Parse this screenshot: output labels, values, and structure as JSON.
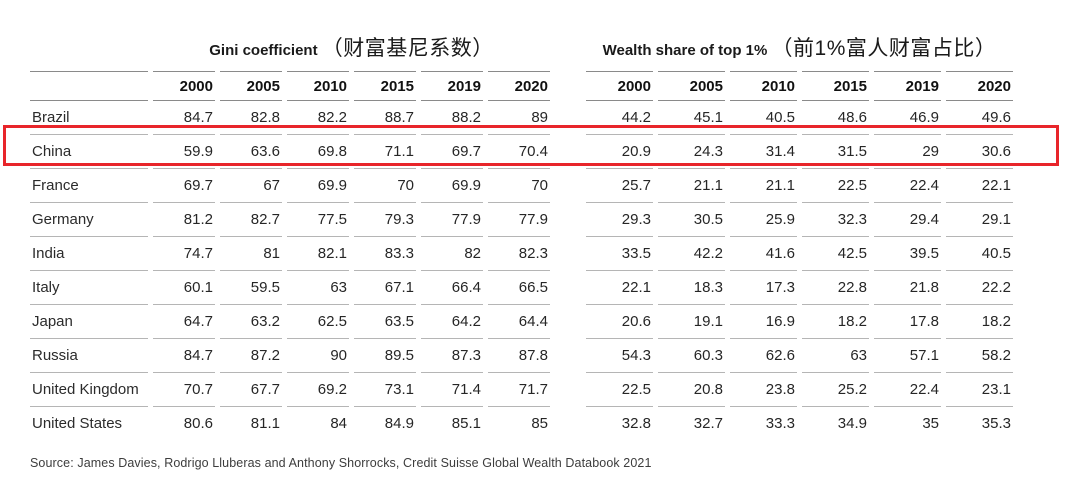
{
  "chart_data": {
    "type": "table",
    "group_headers": [
      {
        "en": "Gini coefficient",
        "zh": "（财富基尼系数）"
      },
      {
        "en": "Wealth share of top 1%",
        "zh": "（前1%富人财富占比）"
      }
    ],
    "years": [
      "2000",
      "2005",
      "2010",
      "2015",
      "2019",
      "2020"
    ],
    "rows": [
      {
        "country": "Brazil",
        "highlighted": false,
        "gini": [
          "84.7",
          "82.8",
          "82.2",
          "88.7",
          "88.2",
          "89"
        ],
        "wealth": [
          "44.2",
          "45.1",
          "40.5",
          "48.6",
          "46.9",
          "49.6"
        ]
      },
      {
        "country": "China",
        "highlighted": true,
        "gini": [
          "59.9",
          "63.6",
          "69.8",
          "71.1",
          "69.7",
          "70.4"
        ],
        "wealth": [
          "20.9",
          "24.3",
          "31.4",
          "31.5",
          "29",
          "30.6"
        ]
      },
      {
        "country": "France",
        "highlighted": false,
        "gini": [
          "69.7",
          "67",
          "69.9",
          "70",
          "69.9",
          "70"
        ],
        "wealth": [
          "25.7",
          "21.1",
          "21.1",
          "22.5",
          "22.4",
          "22.1"
        ]
      },
      {
        "country": "Germany",
        "highlighted": false,
        "gini": [
          "81.2",
          "82.7",
          "77.5",
          "79.3",
          "77.9",
          "77.9"
        ],
        "wealth": [
          "29.3",
          "30.5",
          "25.9",
          "32.3",
          "29.4",
          "29.1"
        ]
      },
      {
        "country": "India",
        "highlighted": false,
        "gini": [
          "74.7",
          "81",
          "82.1",
          "83.3",
          "82",
          "82.3"
        ],
        "wealth": [
          "33.5",
          "42.2",
          "41.6",
          "42.5",
          "39.5",
          "40.5"
        ]
      },
      {
        "country": "Italy",
        "highlighted": false,
        "gini": [
          "60.1",
          "59.5",
          "63",
          "67.1",
          "66.4",
          "66.5"
        ],
        "wealth": [
          "22.1",
          "18.3",
          "17.3",
          "22.8",
          "21.8",
          "22.2"
        ]
      },
      {
        "country": "Japan",
        "highlighted": false,
        "gini": [
          "64.7",
          "63.2",
          "62.5",
          "63.5",
          "64.2",
          "64.4"
        ],
        "wealth": [
          "20.6",
          "19.1",
          "16.9",
          "18.2",
          "17.8",
          "18.2"
        ]
      },
      {
        "country": "Russia",
        "highlighted": false,
        "gini": [
          "84.7",
          "87.2",
          "90",
          "89.5",
          "87.3",
          "87.8"
        ],
        "wealth": [
          "54.3",
          "60.3",
          "62.6",
          "63",
          "57.1",
          "58.2"
        ]
      },
      {
        "country": "United Kingdom",
        "highlighted": false,
        "gini": [
          "70.7",
          "67.7",
          "69.2",
          "73.1",
          "71.4",
          "71.7"
        ],
        "wealth": [
          "22.5",
          "20.8",
          "23.8",
          "25.2",
          "22.4",
          "23.1"
        ]
      },
      {
        "country": "United States",
        "highlighted": false,
        "gini": [
          "80.6",
          "81.1",
          "84",
          "84.9",
          "85.1",
          "85"
        ],
        "wealth": [
          "32.8",
          "32.7",
          "33.3",
          "34.9",
          "35",
          "35.3"
        ]
      }
    ],
    "layout": {
      "grid": "off",
      "highlight_style": "red-outline-on-china-row"
    }
  },
  "source_note": "Source: James Davies, Rodrigo Lluberas and Anthony Shorrocks, Credit Suisse Global Wealth Databook 2021",
  "colors": {
    "highlight_red": "#e8252a",
    "header_line": "#8a8a8a",
    "row_line": "#b5b5b5",
    "text": "#262626",
    "background": "#ffffff"
  }
}
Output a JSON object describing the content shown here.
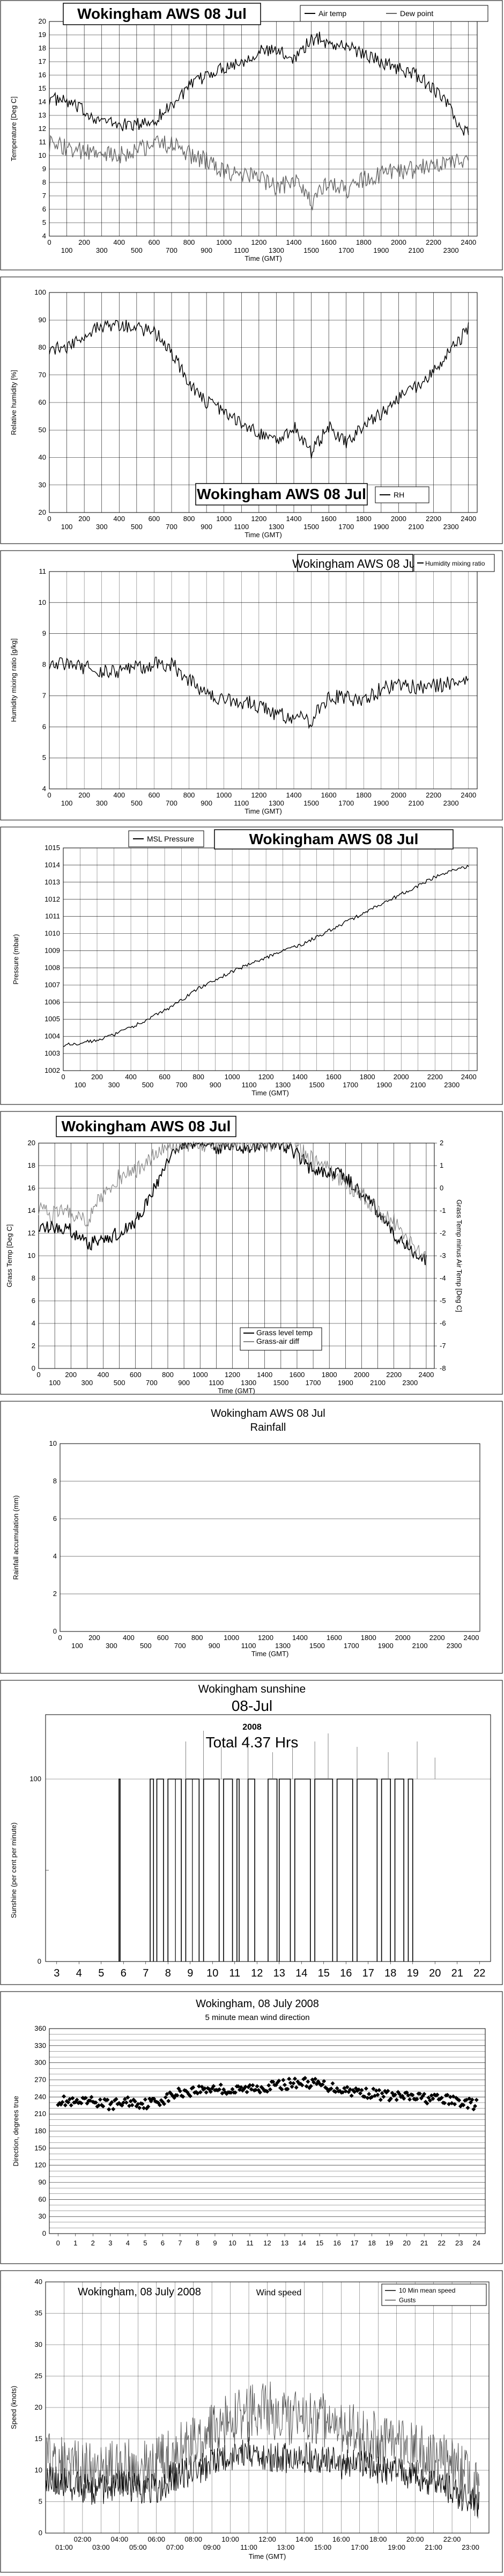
{
  "chart_data": [
    {
      "type": "line",
      "title": "Wokingham AWS 08 Jul",
      "xlabel": "Time (GMT)",
      "ylabel": "Temperature [Deg C]",
      "xlim": [
        0,
        2450
      ],
      "ylim": [
        4,
        20
      ],
      "x_ticks_top": [
        "0",
        "200",
        "400",
        "600",
        "800",
        "1000",
        "1200",
        "1400",
        "1600",
        "1800",
        "2000",
        "2200",
        "2400"
      ],
      "x_ticks_bottom": [
        "100",
        "300",
        "500",
        "700",
        "900",
        "1100",
        "1300",
        "1500",
        "1700",
        "1900",
        "2100",
        "2300"
      ],
      "y_ticks": [
        "4",
        "5",
        "6",
        "7",
        "8",
        "9",
        "10",
        "11",
        "12",
        "13",
        "14",
        "15",
        "16",
        "17",
        "18",
        "19",
        "20"
      ],
      "series": [
        {
          "name": "Air temp",
          "color": "#000000",
          "x": [
            0,
            100,
            200,
            300,
            400,
            500,
            600,
            700,
            800,
            900,
            1000,
            1100,
            1200,
            1300,
            1400,
            1500,
            1550,
            1600,
            1700,
            1800,
            1900,
            2000,
            2100,
            2200,
            2300,
            2350,
            2400
          ],
          "y": [
            14.3,
            14.0,
            13.3,
            12.6,
            12.3,
            12.3,
            12.6,
            13.8,
            15.1,
            16.0,
            16.6,
            17.0,
            17.8,
            17.8,
            17.3,
            18.6,
            18.8,
            18.3,
            18.2,
            17.6,
            17.0,
            16.5,
            16.0,
            15.0,
            13.5,
            12.0,
            11.8
          ]
        },
        {
          "name": "Dew point",
          "color": "#666666",
          "x": [
            0,
            100,
            200,
            300,
            400,
            500,
            600,
            700,
            800,
            900,
            1000,
            1100,
            1200,
            1300,
            1400,
            1500,
            1600,
            1700,
            1800,
            1900,
            2000,
            2100,
            2200,
            2300,
            2400
          ],
          "y": [
            10.8,
            10.6,
            10.2,
            10.0,
            10.0,
            10.4,
            10.9,
            10.8,
            10.1,
            9.6,
            8.8,
            8.5,
            8.4,
            7.5,
            8.3,
            6.5,
            8.0,
            7.5,
            8.2,
            8.6,
            8.8,
            9.0,
            9.3,
            9.6,
            9.8
          ]
        }
      ]
    },
    {
      "type": "line",
      "title": "Wokingham AWS 08 Jul",
      "xlabel": "Time (GMT)",
      "ylabel": "Relative humidity [%]",
      "xlim": [
        0,
        2450
      ],
      "ylim": [
        20,
        100
      ],
      "x_ticks_top": [
        "0",
        "200",
        "400",
        "600",
        "800",
        "1000",
        "1200",
        "1400",
        "1600",
        "1800",
        "2000",
        "2200",
        "2400"
      ],
      "x_ticks_bottom": [
        "100",
        "300",
        "500",
        "700",
        "900",
        "1100",
        "1300",
        "1500",
        "1700",
        "1900",
        "2100",
        "2300"
      ],
      "y_ticks": [
        "20",
        "30",
        "40",
        "50",
        "60",
        "70",
        "80",
        "90",
        "100"
      ],
      "series": [
        {
          "name": "RH",
          "color": "#000000",
          "x": [
            0,
            100,
            200,
            300,
            400,
            500,
            600,
            700,
            800,
            900,
            1000,
            1100,
            1200,
            1300,
            1400,
            1500,
            1600,
            1700,
            1800,
            1900,
            2000,
            2100,
            2200,
            2300,
            2400
          ],
          "y": [
            80,
            79,
            85,
            88,
            88,
            87,
            86,
            78,
            67,
            60,
            57,
            53,
            49,
            46,
            51,
            42,
            51,
            45,
            52,
            56,
            62,
            66,
            71,
            79,
            87
          ]
        }
      ]
    },
    {
      "type": "line",
      "title": "Wokingham AWS 08 Jul",
      "xlabel": "Time (GMT)",
      "ylabel": "Humidity mixing ratio [g/kg]",
      "xlim": [
        0,
        2450
      ],
      "ylim": [
        4,
        11
      ],
      "x_ticks_top": [
        "0",
        "200",
        "400",
        "600",
        "800",
        "1000",
        "1200",
        "1400",
        "1600",
        "1800",
        "2000",
        "2200",
        "2400"
      ],
      "x_ticks_bottom": [
        "100",
        "300",
        "500",
        "700",
        "900",
        "1100",
        "1300",
        "1500",
        "1700",
        "1900",
        "2100",
        "2300"
      ],
      "y_ticks": [
        "4",
        "5",
        "6",
        "7",
        "8",
        "9",
        "10",
        "11"
      ],
      "series": [
        {
          "name": "Humidity mixing ratio",
          "color": "#000000",
          "x": [
            0,
            100,
            200,
            300,
            400,
            500,
            600,
            700,
            800,
            900,
            1000,
            1100,
            1200,
            1300,
            1400,
            1500,
            1600,
            1700,
            1800,
            1900,
            2000,
            2100,
            2200,
            2300,
            2400
          ],
          "y": [
            8.1,
            8.0,
            7.9,
            7.8,
            7.8,
            7.9,
            8.0,
            8.0,
            7.5,
            7.1,
            6.9,
            6.8,
            6.7,
            6.4,
            6.3,
            6.2,
            7.0,
            6.9,
            6.9,
            7.2,
            7.4,
            7.3,
            7.3,
            7.4,
            7.5
          ]
        }
      ]
    },
    {
      "type": "line",
      "title": "Wokingham AWS 08 Jul",
      "xlabel": "Time (GMT)",
      "ylabel": "Pressure (mbar)",
      "xlim": [
        0,
        2450
      ],
      "ylim": [
        1002,
        1015
      ],
      "x_ticks_top": [
        "0",
        "200",
        "400",
        "600",
        "800",
        "1000",
        "1200",
        "1400",
        "1600",
        "1800",
        "2000",
        "2200",
        "2400"
      ],
      "x_ticks_bottom": [
        "100",
        "300",
        "500",
        "700",
        "900",
        "1100",
        "1300",
        "1500",
        "1700",
        "1900",
        "2100",
        "2300"
      ],
      "y_ticks": [
        "1002",
        "1003",
        "1004",
        "1005",
        "1006",
        "1007",
        "1008",
        "1009",
        "1010",
        "1011",
        "1012",
        "1013",
        "1014",
        "1015"
      ],
      "series": [
        {
          "name": "MSL Pressure",
          "color": "#000000",
          "x": [
            0,
            100,
            200,
            300,
            400,
            500,
            600,
            700,
            800,
            900,
            1000,
            1100,
            1200,
            1300,
            1400,
            1500,
            1600,
            1700,
            1800,
            1900,
            2000,
            2100,
            2200,
            2300,
            2400
          ],
          "y": [
            1003.5,
            1003.6,
            1003.8,
            1004.1,
            1004.5,
            1005.0,
            1005.5,
            1006.1,
            1006.8,
            1007.3,
            1007.8,
            1008.2,
            1008.6,
            1009.0,
            1009.3,
            1009.8,
            1010.3,
            1010.8,
            1011.3,
            1011.8,
            1012.3,
            1012.8,
            1013.3,
            1013.7,
            1013.9
          ]
        }
      ]
    },
    {
      "type": "line",
      "title": "Wokingham AWS 08 Jul",
      "xlabel": "Time (GMT)",
      "ylabel": "Grass Temp [Deg C]",
      "ylabel_right": "Grass Temp minus Air Temp [Deg C]",
      "xlim": [
        0,
        2450
      ],
      "ylim": [
        0,
        20
      ],
      "ylim_right": [
        -8,
        2
      ],
      "x_ticks_top": [
        "0",
        "200",
        "400",
        "600",
        "800",
        "1000",
        "1200",
        "1400",
        "1600",
        "1800",
        "2000",
        "2200",
        "2400"
      ],
      "x_ticks_bottom": [
        "100",
        "300",
        "500",
        "700",
        "900",
        "1100",
        "1300",
        "1500",
        "1700",
        "1900",
        "2100",
        "2300"
      ],
      "y_ticks": [
        "0",
        "2",
        "4",
        "6",
        "8",
        "10",
        "12",
        "14",
        "16",
        "18",
        "20"
      ],
      "y_ticks_right": [
        "-8",
        "-7",
        "-6",
        "-5",
        "-4",
        "-3",
        "-2",
        "-1",
        "0",
        "1",
        "2"
      ],
      "series": [
        {
          "name": "Grass level temp",
          "color": "#000000",
          "axis": "left",
          "x": [
            0,
            100,
            200,
            300,
            400,
            500,
            600,
            700,
            800,
            900,
            1000,
            1100,
            1200,
            1300,
            1400,
            1500,
            1600,
            1700,
            1800,
            1900,
            2000,
            2100,
            2200,
            2300,
            2400
          ],
          "y": [
            12.8,
            12.5,
            12.3,
            11.0,
            11.5,
            12.0,
            13.0,
            15.5,
            18.5,
            20.0,
            20.0,
            19.5,
            20.0,
            19.5,
            20.0,
            20.0,
            19.0,
            17.5,
            17.5,
            17.0,
            15.5,
            14.0,
            12.0,
            10.5,
            9.5
          ]
        },
        {
          "name": "Grass-air diff",
          "color": "#888888",
          "axis": "right",
          "x": [
            0,
            100,
            200,
            300,
            400,
            500,
            600,
            700,
            800,
            900,
            1000,
            1100,
            1200,
            1300,
            1400,
            1500,
            1600,
            1700,
            1800,
            1900,
            2000,
            2100,
            2200,
            2300,
            2400
          ],
          "y": [
            -0.8,
            -1.2,
            -1.0,
            -1.4,
            -0.3,
            0.5,
            0.8,
            1.3,
            2.0,
            2.0,
            2.0,
            2.0,
            2.0,
            2.0,
            2.0,
            2.0,
            1.8,
            1.2,
            0.8,
            0.3,
            -0.3,
            -1.0,
            -1.5,
            -2.5,
            -3.2
          ]
        }
      ]
    },
    {
      "type": "line",
      "title": "Wokingham AWS 08 Jul",
      "subtitle": "Rainfall",
      "xlabel": "Time (GMT)",
      "ylabel": "Rainfall accumulation (mm)",
      "xlim": [
        0,
        2450
      ],
      "ylim": [
        0,
        10
      ],
      "x_ticks_top": [
        "0",
        "200",
        "400",
        "600",
        "800",
        "1000",
        "1200",
        "1400",
        "1600",
        "1800",
        "2000",
        "2200",
        "2400"
      ],
      "x_ticks_bottom": [
        "100",
        "300",
        "500",
        "700",
        "900",
        "1100",
        "1300",
        "1500",
        "1700",
        "1900",
        "2100",
        "2300"
      ],
      "y_ticks": [
        "0",
        "2",
        "4",
        "6",
        "8",
        "10"
      ],
      "series": []
    },
    {
      "type": "bar",
      "title": "Wokingham sunshine",
      "subtitle": "08-Jul",
      "subtitle2": "2008",
      "total": "Total 4.37 Hrs",
      "ylabel": "Sunshine (per cent per minute)",
      "xlim": [
        2.5,
        22.5
      ],
      "ylim": [
        0,
        100
      ],
      "x_ticks": [
        "3",
        "4",
        "5",
        "6",
        "7",
        "8",
        "9",
        "10",
        "11",
        "12",
        "13",
        "14",
        "15",
        "16",
        "17",
        "18",
        "19",
        "20",
        "21",
        "22"
      ],
      "y_ticks": [
        "0",
        "100"
      ],
      "sunny_intervals_hours": [
        [
          5.8,
          5.85
        ],
        [
          7.2,
          7.35
        ],
        [
          7.5,
          7.8
        ],
        [
          8.0,
          8.6
        ],
        [
          8.8,
          9.4
        ],
        [
          9.6,
          10.3
        ],
        [
          10.5,
          10.9
        ],
        [
          11.1,
          11.2
        ],
        [
          11.6,
          11.9
        ],
        [
          12.5,
          12.9
        ],
        [
          13.0,
          13.5
        ],
        [
          13.7,
          14.4
        ],
        [
          14.6,
          15.4
        ],
        [
          15.6,
          16.3
        ],
        [
          16.5,
          17.4
        ],
        [
          17.6,
          18.0
        ],
        [
          18.2,
          18.6
        ],
        [
          18.8,
          19.0
        ]
      ]
    },
    {
      "type": "scatter",
      "title": "Wokingham, 08 July 2008",
      "subtitle": "5 minute mean wind direction",
      "xlabel": "",
      "ylabel": "Direction, degrees true",
      "xlim": [
        -0.5,
        24.5
      ],
      "ylim": [
        0,
        360
      ],
      "x_ticks": [
        "0",
        "1",
        "2",
        "3",
        "4",
        "5",
        "6",
        "7",
        "8",
        "9",
        "10",
        "11",
        "12",
        "13",
        "14",
        "15",
        "16",
        "17",
        "18",
        "19",
        "20",
        "21",
        "22",
        "23",
        "24"
      ],
      "y_ticks": [
        "0",
        "30",
        "60",
        "90",
        "120",
        "150",
        "180",
        "210",
        "240",
        "270",
        "300",
        "330",
        "360"
      ],
      "series": [
        {
          "name": "",
          "color": "#000000",
          "x": [
            0,
            1,
            2,
            3,
            4,
            5,
            6,
            7,
            8,
            9,
            10,
            11,
            12,
            13,
            14,
            15,
            16,
            17,
            18,
            19,
            20,
            21,
            22,
            23,
            24
          ],
          "y": [
            235,
            228,
            232,
            226,
            232,
            228,
            235,
            248,
            252,
            256,
            250,
            255,
            258,
            262,
            266,
            262,
            255,
            250,
            246,
            242,
            240,
            238,
            236,
            232,
            226
          ]
        }
      ]
    },
    {
      "type": "line",
      "title": "Wokingham,  08 July 2008",
      "subtitle": "Wind speed",
      "xlabel": "Time (GMT)",
      "ylabel": "Speed (knots)",
      "xlim": [
        0,
        24
      ],
      "ylim": [
        0,
        40
      ],
      "x_ticks_top": [
        "02:00",
        "04:00",
        "06:00",
        "08:00",
        "10:00",
        "12:00",
        "14:00",
        "16:00",
        "18:00",
        "20:00",
        "22:00"
      ],
      "x_ticks_bottom": [
        "01:00",
        "03:00",
        "05:00",
        "07:00",
        "09:00",
        "11:00",
        "13:00",
        "15:00",
        "17:00",
        "19:00",
        "21:00",
        "23:00"
      ],
      "y_ticks": [
        "0",
        "5",
        "10",
        "15",
        "20",
        "25",
        "30",
        "35",
        "40"
      ],
      "series": [
        {
          "name": "10 Min mean speed",
          "color": "#000000",
          "x": [
            0,
            1,
            2,
            3,
            4,
            5,
            6,
            7,
            8,
            9,
            10,
            11,
            12,
            13,
            14,
            15,
            16,
            17,
            18,
            19,
            20,
            21,
            22,
            23,
            23.5
          ],
          "y": [
            9,
            8,
            7,
            7,
            8,
            7,
            7,
            9,
            10,
            11,
            12,
            13,
            12,
            12,
            12,
            12,
            11,
            11,
            10,
            10,
            9,
            8,
            7,
            5,
            4
          ]
        },
        {
          "name": "Gusts",
          "color": "#555555",
          "x": [
            0,
            1,
            2,
            3,
            4,
            5,
            6,
            7,
            8,
            9,
            10,
            11,
            12,
            13,
            14,
            15,
            16,
            17,
            18,
            19,
            20,
            21,
            22,
            23,
            23.5
          ],
          "y": [
            12,
            11,
            10,
            10,
            11,
            10,
            11,
            13,
            15,
            16,
            18,
            19,
            20,
            18,
            19,
            18,
            17,
            16,
            15,
            14,
            13,
            12,
            11,
            8,
            6
          ]
        }
      ]
    }
  ]
}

Stated goal: Copy the lines from the entries above in which the word "mixing" appears.

Task solution:
      "ylabel": "Humidity mixing ratio [g/kg]",
          "name": "Humidity mixing ratio",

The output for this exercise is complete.